• [PROBLEM DETAILS]:
Your task is to repeat the entries exactly. Leave the pictures out.

• [SOURCE DATA]:
■ ■ ■ ■
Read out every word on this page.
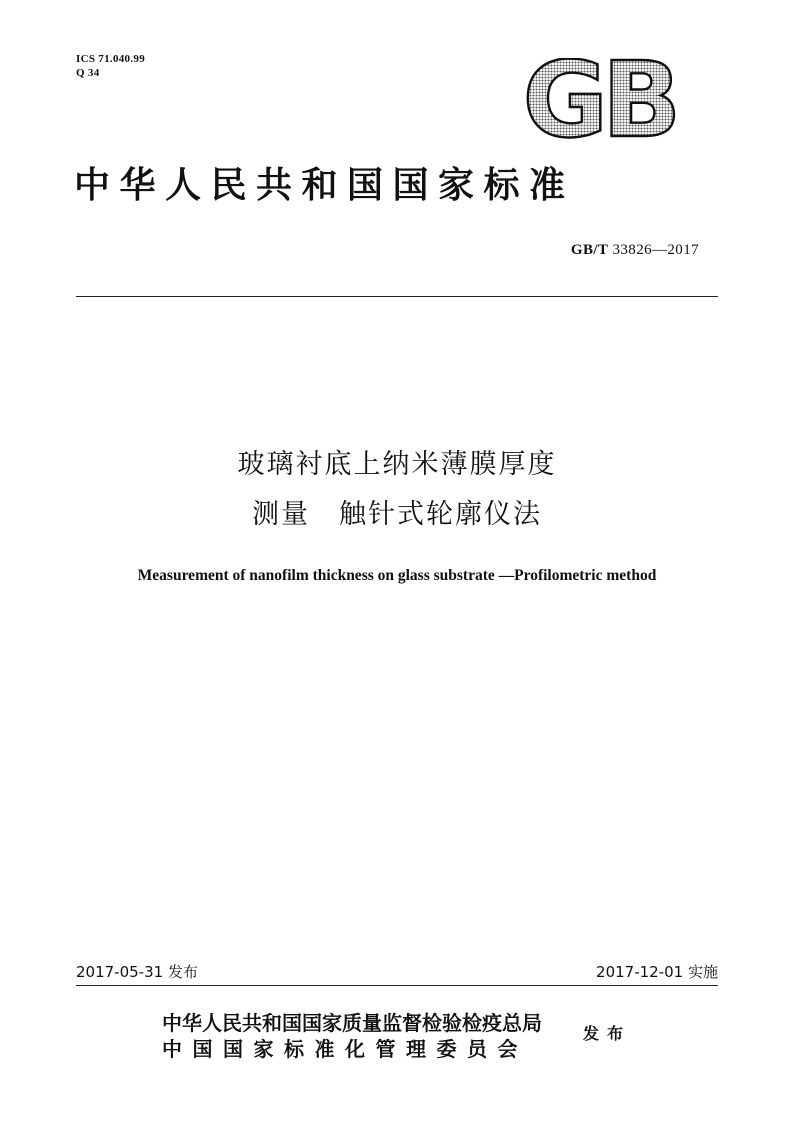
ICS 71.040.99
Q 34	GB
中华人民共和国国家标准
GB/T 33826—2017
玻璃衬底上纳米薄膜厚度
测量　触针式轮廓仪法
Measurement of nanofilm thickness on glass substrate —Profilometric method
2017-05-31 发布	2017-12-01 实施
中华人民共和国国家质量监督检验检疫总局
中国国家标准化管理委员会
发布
■ ■ ■ ■
• [SOLUTION BELOW]:
Read out every word on this page.
ICS 71.040.99
Q 34	GB
中华人民共和国国家标准
GB/T 33826—2017
玻璃衬底上纳米薄膜厚度
测量　触针式轮廓仪法
Measurement of nanofilm thickness on glass substrate —Profilometric method
2017-05-31 发布	2017-12-01 实施
中华人民共和国国家质量监督检验检疫总局
中国国家标准化管理委员会
发布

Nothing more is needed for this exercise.